- _Tâche à accomplir_
Recopiez mot pour mot le passage du texte sur la BD historique et l'humour situé entre « BD historiques et » et « se marrer franchement. », ces deux extrémités comprises.

- _Texte présenté_
- - - - - - -

BD historiques et humour, un ménage heureux qui redevient à la mode
Après un flirt poussé et plus que réussi avec l’humour, la BD historique a pendant très longtemps voulu rester sérieuse. De grands chefs d’œuvres ont vu le jour, mais c’était alors l’aventure et des personnages liés à une certaine rigueur historique qui menaient les auteurs. Depuis quelques années, l’humour potache, la blagounette (en général) de bon goût, sont revenus en force sous la plume et le pinceau d’auteurs reconnus. En quelques semaines, quatre albums très différents rivalisent d’inventivité pour faire de l’Histoire et se marrer franchement.

- - - - - - -

- _Données fournies_
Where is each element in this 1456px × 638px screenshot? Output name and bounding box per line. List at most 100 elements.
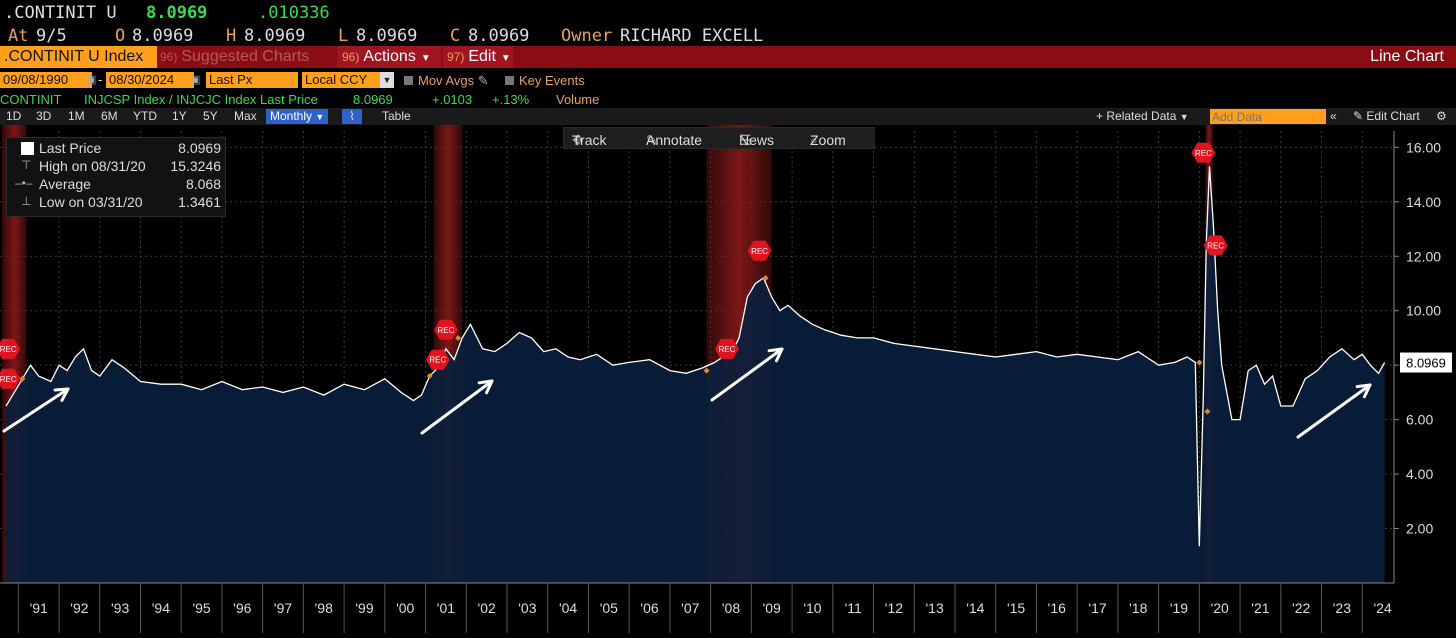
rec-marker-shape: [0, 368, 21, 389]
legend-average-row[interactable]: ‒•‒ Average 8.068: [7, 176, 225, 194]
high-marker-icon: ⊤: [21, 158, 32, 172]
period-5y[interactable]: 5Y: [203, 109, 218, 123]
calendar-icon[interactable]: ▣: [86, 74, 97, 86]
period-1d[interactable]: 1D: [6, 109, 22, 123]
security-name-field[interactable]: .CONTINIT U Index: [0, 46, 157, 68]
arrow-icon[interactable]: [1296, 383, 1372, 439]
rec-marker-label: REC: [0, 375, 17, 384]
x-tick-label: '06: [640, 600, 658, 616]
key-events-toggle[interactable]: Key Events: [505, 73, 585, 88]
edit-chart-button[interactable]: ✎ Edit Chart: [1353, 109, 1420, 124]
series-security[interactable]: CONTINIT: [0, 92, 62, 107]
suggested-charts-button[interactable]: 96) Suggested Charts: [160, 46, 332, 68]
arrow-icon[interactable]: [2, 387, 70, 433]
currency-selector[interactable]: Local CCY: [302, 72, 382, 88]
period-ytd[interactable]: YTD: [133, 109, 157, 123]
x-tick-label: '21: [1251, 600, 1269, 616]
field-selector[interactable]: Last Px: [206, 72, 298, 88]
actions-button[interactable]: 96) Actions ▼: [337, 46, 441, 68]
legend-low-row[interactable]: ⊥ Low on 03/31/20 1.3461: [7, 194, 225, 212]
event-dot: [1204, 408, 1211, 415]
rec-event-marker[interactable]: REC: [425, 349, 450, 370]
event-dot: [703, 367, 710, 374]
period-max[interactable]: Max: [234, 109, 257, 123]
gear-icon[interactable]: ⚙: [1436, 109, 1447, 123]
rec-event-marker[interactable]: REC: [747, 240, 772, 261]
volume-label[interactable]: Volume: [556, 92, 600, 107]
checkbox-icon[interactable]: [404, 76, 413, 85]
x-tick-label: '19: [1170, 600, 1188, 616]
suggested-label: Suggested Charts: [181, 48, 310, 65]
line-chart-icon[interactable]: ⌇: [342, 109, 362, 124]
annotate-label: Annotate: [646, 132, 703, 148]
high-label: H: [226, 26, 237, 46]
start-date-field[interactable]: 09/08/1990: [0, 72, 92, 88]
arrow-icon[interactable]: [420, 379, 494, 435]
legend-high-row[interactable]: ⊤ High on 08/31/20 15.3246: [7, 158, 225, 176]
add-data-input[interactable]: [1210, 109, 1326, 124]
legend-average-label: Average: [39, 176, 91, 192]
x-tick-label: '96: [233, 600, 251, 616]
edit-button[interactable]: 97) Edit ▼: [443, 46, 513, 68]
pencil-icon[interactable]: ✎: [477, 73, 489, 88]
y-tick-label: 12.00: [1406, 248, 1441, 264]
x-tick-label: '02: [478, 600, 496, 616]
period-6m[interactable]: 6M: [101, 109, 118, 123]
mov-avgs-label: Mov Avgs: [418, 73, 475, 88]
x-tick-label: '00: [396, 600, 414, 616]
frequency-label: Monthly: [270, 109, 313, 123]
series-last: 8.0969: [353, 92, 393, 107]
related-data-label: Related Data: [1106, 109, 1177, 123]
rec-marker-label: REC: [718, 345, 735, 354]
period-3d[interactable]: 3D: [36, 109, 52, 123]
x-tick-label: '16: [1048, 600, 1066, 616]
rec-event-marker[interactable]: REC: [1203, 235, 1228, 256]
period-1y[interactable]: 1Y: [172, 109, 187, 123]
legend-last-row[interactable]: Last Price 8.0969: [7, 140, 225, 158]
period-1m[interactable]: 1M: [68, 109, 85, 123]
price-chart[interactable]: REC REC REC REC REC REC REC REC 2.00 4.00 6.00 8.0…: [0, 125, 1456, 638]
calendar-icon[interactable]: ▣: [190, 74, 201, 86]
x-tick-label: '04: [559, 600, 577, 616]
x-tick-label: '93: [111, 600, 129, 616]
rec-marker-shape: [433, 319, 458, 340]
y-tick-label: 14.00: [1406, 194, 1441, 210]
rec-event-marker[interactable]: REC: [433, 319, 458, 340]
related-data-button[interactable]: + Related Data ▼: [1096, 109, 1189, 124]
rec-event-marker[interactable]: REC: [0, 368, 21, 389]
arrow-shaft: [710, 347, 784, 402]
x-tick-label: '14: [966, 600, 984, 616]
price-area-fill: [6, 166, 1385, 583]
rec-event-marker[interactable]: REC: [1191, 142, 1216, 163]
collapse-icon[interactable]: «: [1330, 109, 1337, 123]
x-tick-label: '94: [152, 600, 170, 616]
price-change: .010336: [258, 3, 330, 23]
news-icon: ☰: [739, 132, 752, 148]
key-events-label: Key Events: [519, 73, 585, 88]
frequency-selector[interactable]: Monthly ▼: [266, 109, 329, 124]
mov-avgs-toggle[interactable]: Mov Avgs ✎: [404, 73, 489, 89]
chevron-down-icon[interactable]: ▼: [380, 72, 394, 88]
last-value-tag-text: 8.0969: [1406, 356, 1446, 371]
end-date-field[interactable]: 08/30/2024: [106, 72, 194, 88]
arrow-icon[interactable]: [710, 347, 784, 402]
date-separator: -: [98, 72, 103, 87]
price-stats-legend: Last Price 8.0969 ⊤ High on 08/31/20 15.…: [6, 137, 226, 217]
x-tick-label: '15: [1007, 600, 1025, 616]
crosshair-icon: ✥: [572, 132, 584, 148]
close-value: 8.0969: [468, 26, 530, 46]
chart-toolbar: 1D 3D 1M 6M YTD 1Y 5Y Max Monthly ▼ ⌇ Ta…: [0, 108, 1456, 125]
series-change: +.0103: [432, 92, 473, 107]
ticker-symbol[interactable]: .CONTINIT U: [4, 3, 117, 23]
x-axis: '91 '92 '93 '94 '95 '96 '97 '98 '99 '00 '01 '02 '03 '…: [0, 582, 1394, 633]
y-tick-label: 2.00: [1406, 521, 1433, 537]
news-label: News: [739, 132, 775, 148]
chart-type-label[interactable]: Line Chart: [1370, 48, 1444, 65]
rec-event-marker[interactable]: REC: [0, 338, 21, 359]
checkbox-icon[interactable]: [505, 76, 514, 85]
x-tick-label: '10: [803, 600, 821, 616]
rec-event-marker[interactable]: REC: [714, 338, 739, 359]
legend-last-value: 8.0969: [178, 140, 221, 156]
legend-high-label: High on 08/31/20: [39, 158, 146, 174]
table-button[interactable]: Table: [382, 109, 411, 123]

- - - - - - -

- _Réponse à l'exercice_
BD historiques et humour, un ménage heureux qui redevient à la mode
Après un flirt poussé et plus que réussi avec l’humour, la BD historique a pendant très longtemps voulu rester sérieuse. De grands chefs d’œuvres ont vu le jour, mais c’était alors l’aventure et des personnages liés à une certaine rigueur historique qui menaient les auteurs. Depuis quelques années, l’humour potache, la blagounette (en général) de bon goût, sont revenus en force sous la plume et le pinceau d’auteurs reconnus. En quelques semaines, quatre albums très différents rivalisent d’inventivité pour faire de l’Histoire et se marrer franchement.